Copy every line of the records below where the word "size" occurs.

• _Material for the task_:

--------

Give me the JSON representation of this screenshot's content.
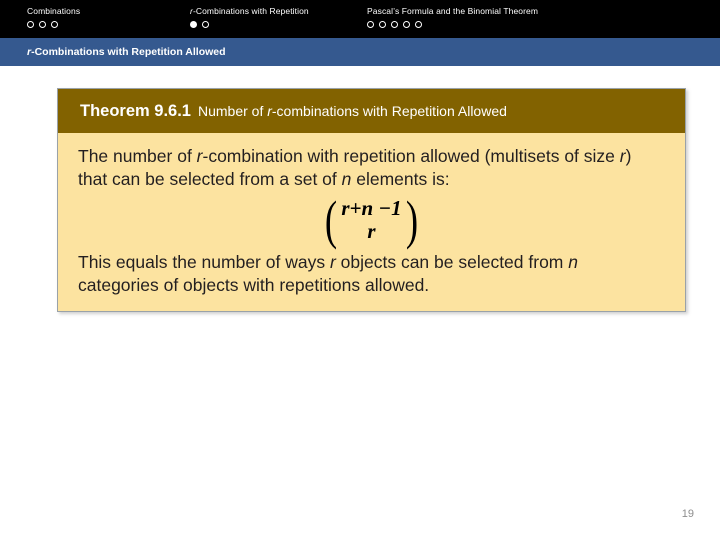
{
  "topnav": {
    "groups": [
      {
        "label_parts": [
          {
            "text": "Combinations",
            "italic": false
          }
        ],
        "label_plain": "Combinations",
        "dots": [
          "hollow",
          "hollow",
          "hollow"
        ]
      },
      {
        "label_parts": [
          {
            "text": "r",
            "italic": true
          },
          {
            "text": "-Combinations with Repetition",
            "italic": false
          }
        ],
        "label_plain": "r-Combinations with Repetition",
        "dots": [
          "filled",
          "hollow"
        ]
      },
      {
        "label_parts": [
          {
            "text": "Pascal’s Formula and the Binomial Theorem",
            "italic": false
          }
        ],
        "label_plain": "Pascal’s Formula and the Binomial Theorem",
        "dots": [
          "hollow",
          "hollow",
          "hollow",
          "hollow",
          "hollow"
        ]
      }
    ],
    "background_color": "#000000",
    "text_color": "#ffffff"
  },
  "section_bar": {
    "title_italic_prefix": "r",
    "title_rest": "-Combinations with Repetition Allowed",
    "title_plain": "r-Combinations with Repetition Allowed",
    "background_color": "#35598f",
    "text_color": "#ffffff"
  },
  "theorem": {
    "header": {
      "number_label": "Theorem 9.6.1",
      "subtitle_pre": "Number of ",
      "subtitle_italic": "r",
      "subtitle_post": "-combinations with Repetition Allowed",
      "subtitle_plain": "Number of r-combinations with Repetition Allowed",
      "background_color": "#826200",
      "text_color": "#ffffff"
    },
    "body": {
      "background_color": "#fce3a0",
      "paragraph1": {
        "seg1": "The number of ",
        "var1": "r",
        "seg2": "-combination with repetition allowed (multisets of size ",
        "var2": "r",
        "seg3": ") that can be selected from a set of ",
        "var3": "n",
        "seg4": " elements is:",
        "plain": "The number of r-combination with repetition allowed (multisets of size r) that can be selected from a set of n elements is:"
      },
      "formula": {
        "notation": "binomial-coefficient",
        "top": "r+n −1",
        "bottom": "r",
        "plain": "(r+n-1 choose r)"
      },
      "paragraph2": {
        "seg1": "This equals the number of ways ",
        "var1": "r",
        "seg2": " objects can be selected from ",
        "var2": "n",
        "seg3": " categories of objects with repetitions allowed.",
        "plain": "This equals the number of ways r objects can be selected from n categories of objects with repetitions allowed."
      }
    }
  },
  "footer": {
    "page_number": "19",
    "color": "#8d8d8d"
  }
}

--------

• _Response to the exercise_:
        "seg2": "-combination with repetition allowed (multisets of size ",
        "plain": "The number of r-combination with repetition allowed (multisets of size r) that can be selected from a set of n elements is:"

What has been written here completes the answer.